◆ **MATERIAL PROVIDED**:
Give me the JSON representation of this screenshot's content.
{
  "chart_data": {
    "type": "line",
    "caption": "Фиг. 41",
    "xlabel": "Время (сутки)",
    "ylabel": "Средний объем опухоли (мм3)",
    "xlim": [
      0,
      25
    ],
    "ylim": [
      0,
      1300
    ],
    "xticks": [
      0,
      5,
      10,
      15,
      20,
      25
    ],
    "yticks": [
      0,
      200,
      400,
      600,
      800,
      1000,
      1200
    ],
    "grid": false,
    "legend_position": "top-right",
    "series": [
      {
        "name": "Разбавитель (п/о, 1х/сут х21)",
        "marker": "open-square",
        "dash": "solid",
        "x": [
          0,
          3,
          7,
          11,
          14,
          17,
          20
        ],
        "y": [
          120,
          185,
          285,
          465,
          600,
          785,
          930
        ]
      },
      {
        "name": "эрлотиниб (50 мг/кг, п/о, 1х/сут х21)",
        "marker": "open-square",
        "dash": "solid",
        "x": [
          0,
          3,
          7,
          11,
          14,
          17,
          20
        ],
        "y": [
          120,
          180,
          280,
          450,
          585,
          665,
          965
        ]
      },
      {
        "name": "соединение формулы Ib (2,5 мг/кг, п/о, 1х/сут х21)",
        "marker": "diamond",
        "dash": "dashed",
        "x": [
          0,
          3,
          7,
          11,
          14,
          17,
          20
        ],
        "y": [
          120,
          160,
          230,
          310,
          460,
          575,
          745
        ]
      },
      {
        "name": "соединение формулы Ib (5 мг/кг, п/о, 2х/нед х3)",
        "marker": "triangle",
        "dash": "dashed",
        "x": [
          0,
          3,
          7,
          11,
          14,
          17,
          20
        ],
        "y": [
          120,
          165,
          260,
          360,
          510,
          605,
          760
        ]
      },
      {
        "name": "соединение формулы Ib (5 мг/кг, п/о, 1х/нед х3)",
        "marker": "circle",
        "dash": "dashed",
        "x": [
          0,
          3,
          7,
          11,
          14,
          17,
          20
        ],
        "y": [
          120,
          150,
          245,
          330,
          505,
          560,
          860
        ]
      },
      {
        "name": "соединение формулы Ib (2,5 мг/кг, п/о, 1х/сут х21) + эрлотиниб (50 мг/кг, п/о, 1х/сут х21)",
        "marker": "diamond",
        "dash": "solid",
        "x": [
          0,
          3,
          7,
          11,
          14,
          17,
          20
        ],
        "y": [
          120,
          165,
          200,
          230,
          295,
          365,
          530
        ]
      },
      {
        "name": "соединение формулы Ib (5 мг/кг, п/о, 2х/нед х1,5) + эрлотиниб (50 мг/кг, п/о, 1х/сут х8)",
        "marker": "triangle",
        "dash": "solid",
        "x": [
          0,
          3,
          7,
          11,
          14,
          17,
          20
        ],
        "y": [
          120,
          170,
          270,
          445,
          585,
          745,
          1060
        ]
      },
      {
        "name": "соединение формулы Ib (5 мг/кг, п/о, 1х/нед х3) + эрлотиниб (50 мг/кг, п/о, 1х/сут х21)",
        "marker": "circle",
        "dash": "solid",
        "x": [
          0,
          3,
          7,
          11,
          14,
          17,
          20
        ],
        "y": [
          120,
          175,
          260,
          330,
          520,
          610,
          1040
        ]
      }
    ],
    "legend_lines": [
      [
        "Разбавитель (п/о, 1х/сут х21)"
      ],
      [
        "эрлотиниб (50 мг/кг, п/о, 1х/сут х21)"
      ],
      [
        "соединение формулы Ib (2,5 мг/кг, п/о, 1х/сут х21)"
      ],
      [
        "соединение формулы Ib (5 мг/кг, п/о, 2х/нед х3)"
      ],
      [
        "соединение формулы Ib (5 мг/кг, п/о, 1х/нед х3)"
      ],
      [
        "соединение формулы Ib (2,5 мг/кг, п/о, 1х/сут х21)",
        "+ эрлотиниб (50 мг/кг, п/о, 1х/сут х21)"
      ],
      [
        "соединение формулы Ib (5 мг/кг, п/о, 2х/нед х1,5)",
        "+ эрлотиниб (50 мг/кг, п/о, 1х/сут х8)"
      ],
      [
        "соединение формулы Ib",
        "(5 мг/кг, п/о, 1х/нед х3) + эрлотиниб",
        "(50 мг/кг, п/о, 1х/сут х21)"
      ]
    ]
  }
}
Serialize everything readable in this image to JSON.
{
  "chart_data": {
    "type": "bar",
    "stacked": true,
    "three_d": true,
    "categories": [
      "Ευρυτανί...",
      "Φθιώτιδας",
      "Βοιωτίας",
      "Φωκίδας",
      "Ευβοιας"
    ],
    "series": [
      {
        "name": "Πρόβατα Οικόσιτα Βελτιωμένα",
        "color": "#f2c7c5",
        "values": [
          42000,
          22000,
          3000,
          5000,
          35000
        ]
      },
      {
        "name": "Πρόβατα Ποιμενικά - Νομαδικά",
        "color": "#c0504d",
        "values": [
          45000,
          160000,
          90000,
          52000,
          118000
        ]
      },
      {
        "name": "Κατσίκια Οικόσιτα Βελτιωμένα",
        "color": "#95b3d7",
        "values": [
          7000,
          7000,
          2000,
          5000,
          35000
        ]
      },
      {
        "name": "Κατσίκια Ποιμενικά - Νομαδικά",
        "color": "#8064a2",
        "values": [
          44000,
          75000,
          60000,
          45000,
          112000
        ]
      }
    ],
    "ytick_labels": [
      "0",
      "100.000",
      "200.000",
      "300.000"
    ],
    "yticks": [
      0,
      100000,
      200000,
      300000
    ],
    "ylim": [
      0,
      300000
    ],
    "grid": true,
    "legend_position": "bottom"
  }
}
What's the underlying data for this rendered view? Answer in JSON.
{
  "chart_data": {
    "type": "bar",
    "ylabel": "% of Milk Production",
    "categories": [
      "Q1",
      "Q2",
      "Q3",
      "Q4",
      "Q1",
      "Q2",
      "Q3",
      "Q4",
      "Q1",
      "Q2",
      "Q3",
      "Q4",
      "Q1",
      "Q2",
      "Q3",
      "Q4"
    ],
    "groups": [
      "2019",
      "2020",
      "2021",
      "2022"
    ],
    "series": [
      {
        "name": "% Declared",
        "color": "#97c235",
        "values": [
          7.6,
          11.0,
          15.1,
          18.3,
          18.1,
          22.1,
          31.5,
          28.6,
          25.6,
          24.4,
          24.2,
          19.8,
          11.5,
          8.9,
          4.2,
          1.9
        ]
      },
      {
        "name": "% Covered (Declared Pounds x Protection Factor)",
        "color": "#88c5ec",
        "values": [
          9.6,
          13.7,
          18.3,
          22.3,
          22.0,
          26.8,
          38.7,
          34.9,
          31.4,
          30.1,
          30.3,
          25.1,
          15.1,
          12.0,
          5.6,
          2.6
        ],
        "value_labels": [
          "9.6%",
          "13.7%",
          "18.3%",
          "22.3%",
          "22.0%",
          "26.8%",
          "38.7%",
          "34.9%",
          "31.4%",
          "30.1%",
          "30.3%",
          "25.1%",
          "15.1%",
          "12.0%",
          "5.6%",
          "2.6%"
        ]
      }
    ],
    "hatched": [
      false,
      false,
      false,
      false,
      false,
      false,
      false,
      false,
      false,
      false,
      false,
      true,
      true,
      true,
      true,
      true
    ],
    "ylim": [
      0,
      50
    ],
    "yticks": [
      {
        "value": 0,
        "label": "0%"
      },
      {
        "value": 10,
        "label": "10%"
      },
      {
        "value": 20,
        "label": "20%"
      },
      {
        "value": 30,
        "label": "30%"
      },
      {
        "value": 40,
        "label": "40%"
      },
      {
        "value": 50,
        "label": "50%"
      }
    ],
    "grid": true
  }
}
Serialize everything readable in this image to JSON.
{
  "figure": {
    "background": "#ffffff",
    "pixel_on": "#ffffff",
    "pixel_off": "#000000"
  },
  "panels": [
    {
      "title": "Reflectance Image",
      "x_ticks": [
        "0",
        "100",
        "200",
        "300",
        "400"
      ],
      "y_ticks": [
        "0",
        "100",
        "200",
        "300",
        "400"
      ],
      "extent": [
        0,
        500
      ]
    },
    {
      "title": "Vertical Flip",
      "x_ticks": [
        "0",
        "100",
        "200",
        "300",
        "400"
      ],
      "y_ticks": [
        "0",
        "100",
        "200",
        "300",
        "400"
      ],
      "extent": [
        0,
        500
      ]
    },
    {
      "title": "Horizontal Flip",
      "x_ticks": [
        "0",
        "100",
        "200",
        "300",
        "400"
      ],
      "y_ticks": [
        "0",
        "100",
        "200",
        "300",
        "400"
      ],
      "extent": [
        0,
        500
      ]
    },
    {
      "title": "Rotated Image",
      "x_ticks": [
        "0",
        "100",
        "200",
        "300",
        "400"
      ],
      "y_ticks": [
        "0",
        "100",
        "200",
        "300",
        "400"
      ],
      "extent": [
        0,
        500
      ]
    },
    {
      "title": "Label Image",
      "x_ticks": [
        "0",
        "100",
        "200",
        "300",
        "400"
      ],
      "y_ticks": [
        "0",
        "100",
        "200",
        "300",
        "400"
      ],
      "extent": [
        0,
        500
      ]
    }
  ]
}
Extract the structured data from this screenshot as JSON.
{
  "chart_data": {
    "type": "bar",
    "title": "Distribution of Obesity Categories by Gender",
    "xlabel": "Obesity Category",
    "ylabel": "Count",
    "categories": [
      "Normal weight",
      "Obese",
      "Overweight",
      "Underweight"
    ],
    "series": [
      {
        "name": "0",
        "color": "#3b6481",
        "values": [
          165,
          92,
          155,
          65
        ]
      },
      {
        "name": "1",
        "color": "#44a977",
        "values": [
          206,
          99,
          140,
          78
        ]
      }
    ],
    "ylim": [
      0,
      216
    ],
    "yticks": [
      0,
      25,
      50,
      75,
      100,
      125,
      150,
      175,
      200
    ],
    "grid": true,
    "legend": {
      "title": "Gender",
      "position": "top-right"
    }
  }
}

◆ **WHAT NEEDS TO BE DONE**: Determine the number of lines containing "xlabel". Write only that number.

◆ **RIGHT ANSWER**: 2